What the task requires:
Extract every line that contains the string "volume".

[Stored records]

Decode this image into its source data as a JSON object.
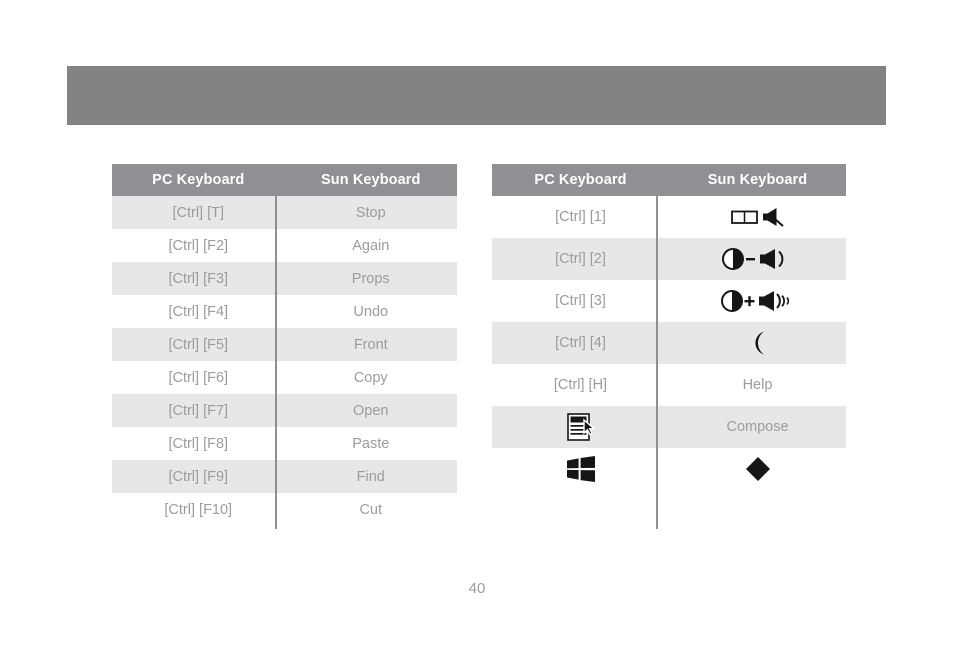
{
  "page": {
    "number": "40",
    "banner_color": "#818480",
    "header_bg": "#8e9094",
    "stripe_color": "#e5e7e9",
    "text_color": "#9c9c9c"
  },
  "tables": {
    "left": {
      "headers": [
        "PC Keyboard",
        "Sun Keyboard"
      ],
      "rows": [
        {
          "pc": "[Ctrl] [T]",
          "sun": "Stop"
        },
        {
          "pc": "[Ctrl] [F2]",
          "sun": "Again"
        },
        {
          "pc": "[Ctrl] [F3]",
          "sun": "Props"
        },
        {
          "pc": "[Ctrl] [F4]",
          "sun": "Undo"
        },
        {
          "pc": "[Ctrl] [F5]",
          "sun": "Front"
        },
        {
          "pc": "[Ctrl] [F6]",
          "sun": "Copy"
        },
        {
          "pc": "[Ctrl] [F7]",
          "sun": "Open"
        },
        {
          "pc": "[Ctrl] [F8]",
          "sun": "Paste"
        },
        {
          "pc": "[Ctrl] [F9]",
          "sun": "Find"
        },
        {
          "pc": "[Ctrl] [F10]",
          "sun": "Cut"
        }
      ]
    },
    "right": {
      "headers": [
        "PC Keyboard",
        "Sun Keyboard"
      ],
      "rows": [
        {
          "pc": "[Ctrl] [1]",
          "pc_icon": "",
          "sun": "",
          "sun_icon": "mute-speaker-icon"
        },
        {
          "pc": "[Ctrl] [2]",
          "pc_icon": "",
          "sun": "",
          "sun_icon": "volume-down-icon"
        },
        {
          "pc": "[Ctrl] [3]",
          "pc_icon": "",
          "sun": "",
          "sun_icon": "volume-up-icon"
        },
        {
          "pc": "[Ctrl] [4]",
          "pc_icon": "",
          "sun": "",
          "sun_icon": "crescent-moon-icon"
        },
        {
          "pc": "[Ctrl] [H]",
          "pc_icon": "",
          "sun": "Help",
          "sun_icon": ""
        },
        {
          "pc": "",
          "pc_icon": "application-menu-key-icon",
          "sun": "Compose",
          "sun_icon": ""
        },
        {
          "pc": "",
          "pc_icon": "windows-logo-key-icon",
          "sun": "",
          "sun_icon": "diamond-meta-key-icon"
        }
      ]
    }
  }
}
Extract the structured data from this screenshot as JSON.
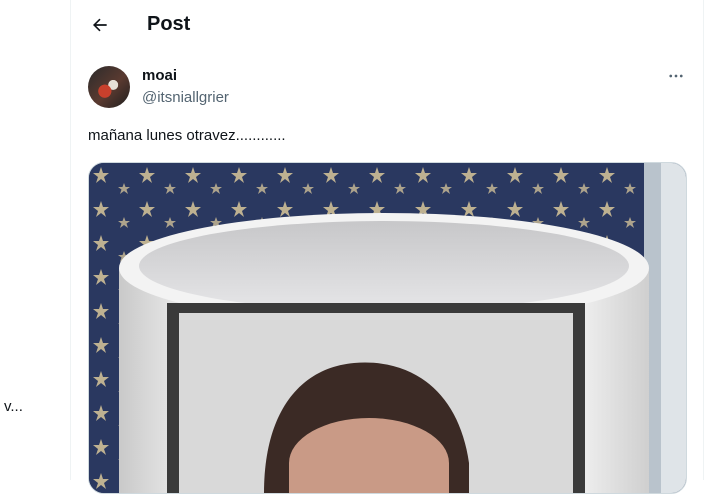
{
  "left_fragment": "v...",
  "header": {
    "title": "Post"
  },
  "post": {
    "author_name": "moai",
    "author_handle": "@itsniallgrier",
    "text": "mañana lunes otravez............"
  },
  "icons": {
    "back": "arrow-left-icon",
    "more": "more-horizontal-icon"
  },
  "colors": {
    "text": "#0f1419",
    "secondary": "#536471",
    "border": "#eff3f4"
  }
}
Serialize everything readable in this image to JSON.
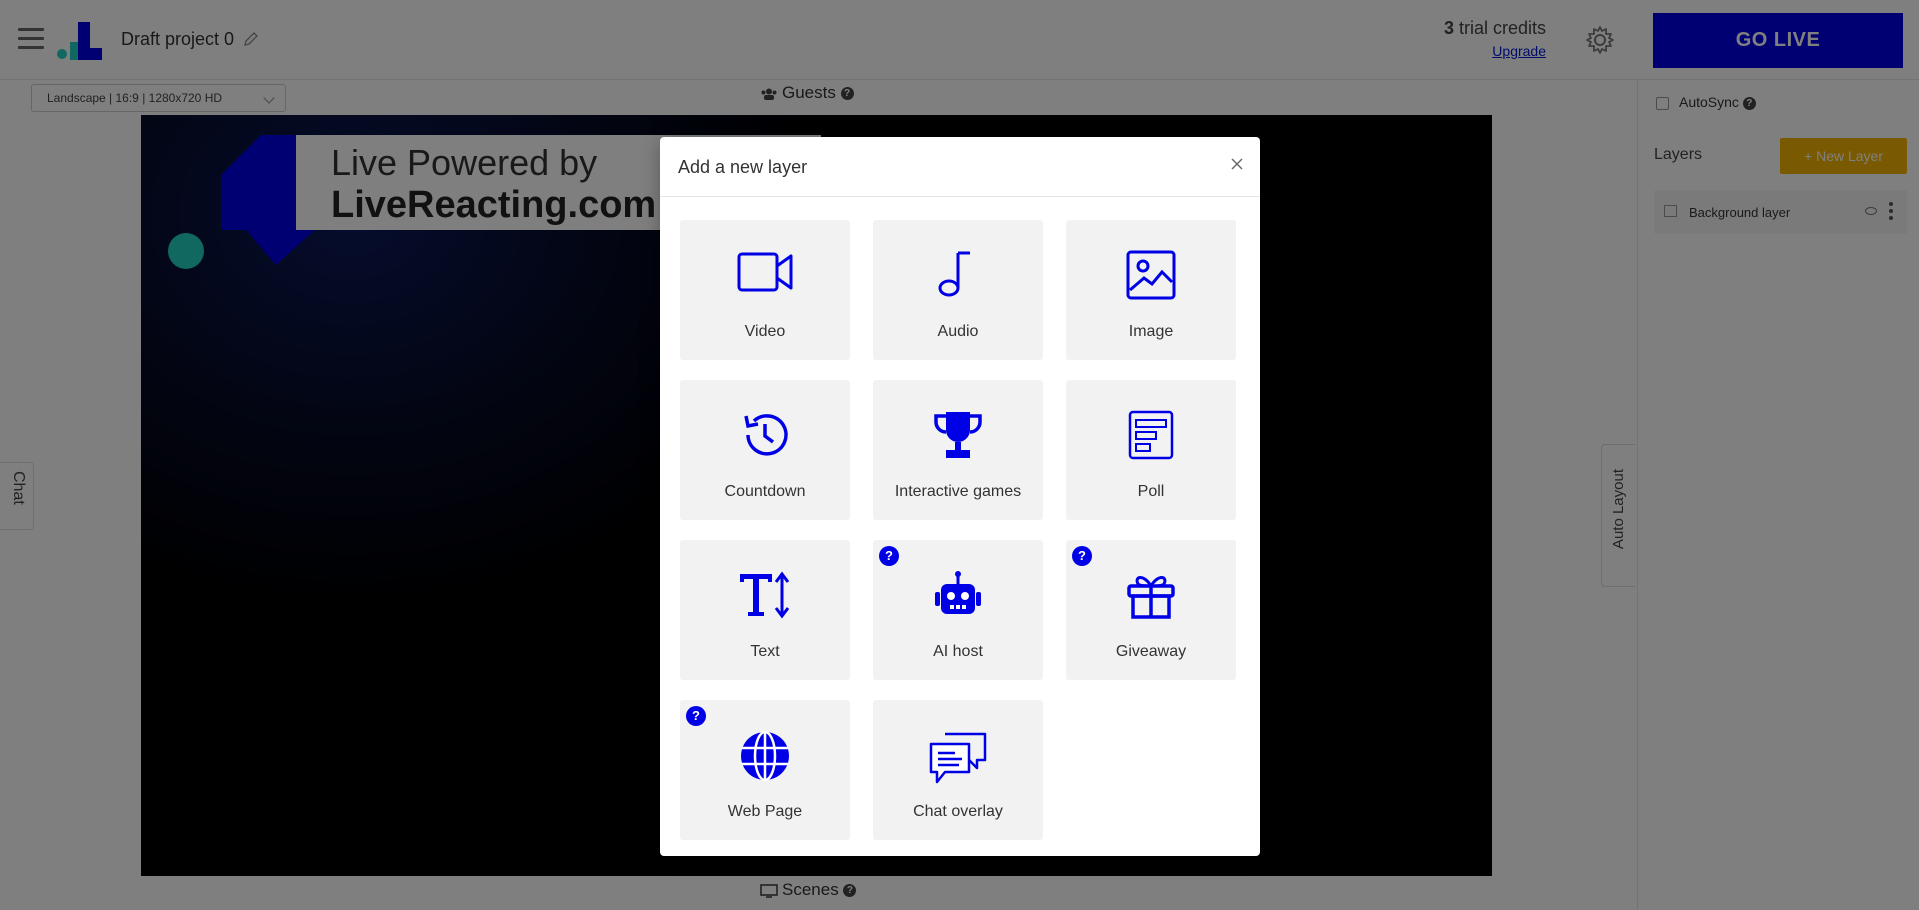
{
  "header": {
    "project_title": "Draft project 0",
    "credits_count": "3",
    "credits_text": " trial credits",
    "upgrade_label": "Upgrade",
    "go_live_label": "GO LIVE"
  },
  "left_tab": {
    "chat_label": "Chat"
  },
  "workspace": {
    "format_value": "Landscape | 16:9 | 1280x720 HD",
    "guests_label": "Guests",
    "scenes_label": "Scenes",
    "watermark_line1": "Live Powered by",
    "watermark_line2": "LiveReacting.com"
  },
  "auto_layout": {
    "label": "Auto Layout"
  },
  "sidebar": {
    "autosync_label": "AutoSync",
    "layers_title": "Layers",
    "new_layer_label": "New Layer",
    "layers": [
      {
        "name": "Background layer"
      }
    ]
  },
  "modal": {
    "title": "Add a new layer",
    "tiles": [
      {
        "label": "Video",
        "icon": "video-icon",
        "help": false
      },
      {
        "label": "Audio",
        "icon": "music-note-icon",
        "help": false
      },
      {
        "label": "Image",
        "icon": "image-icon",
        "help": false
      },
      {
        "label": "Countdown",
        "icon": "countdown-icon",
        "help": false
      },
      {
        "label": "Interactive games",
        "icon": "trophy-icon",
        "help": false
      },
      {
        "label": "Poll",
        "icon": "poll-icon",
        "help": false
      },
      {
        "label": "Text",
        "icon": "text-icon",
        "help": false
      },
      {
        "label": "AI host",
        "icon": "robot-icon",
        "help": true
      },
      {
        "label": "Giveaway",
        "icon": "gift-icon",
        "help": true
      },
      {
        "label": "Web Page",
        "icon": "globe-icon",
        "help": true
      },
      {
        "label": "Chat overlay",
        "icon": "chat-bubbles-icon",
        "help": false
      }
    ],
    "help_glyph": "?"
  },
  "colors": {
    "brand_blue": "#0000e6",
    "accent_yellow": "#f5b400",
    "teal": "#21d0c0"
  }
}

Exercise solution:
          "sun_icon": "volume-down-icon"
          "sun_icon": "volume-up-icon"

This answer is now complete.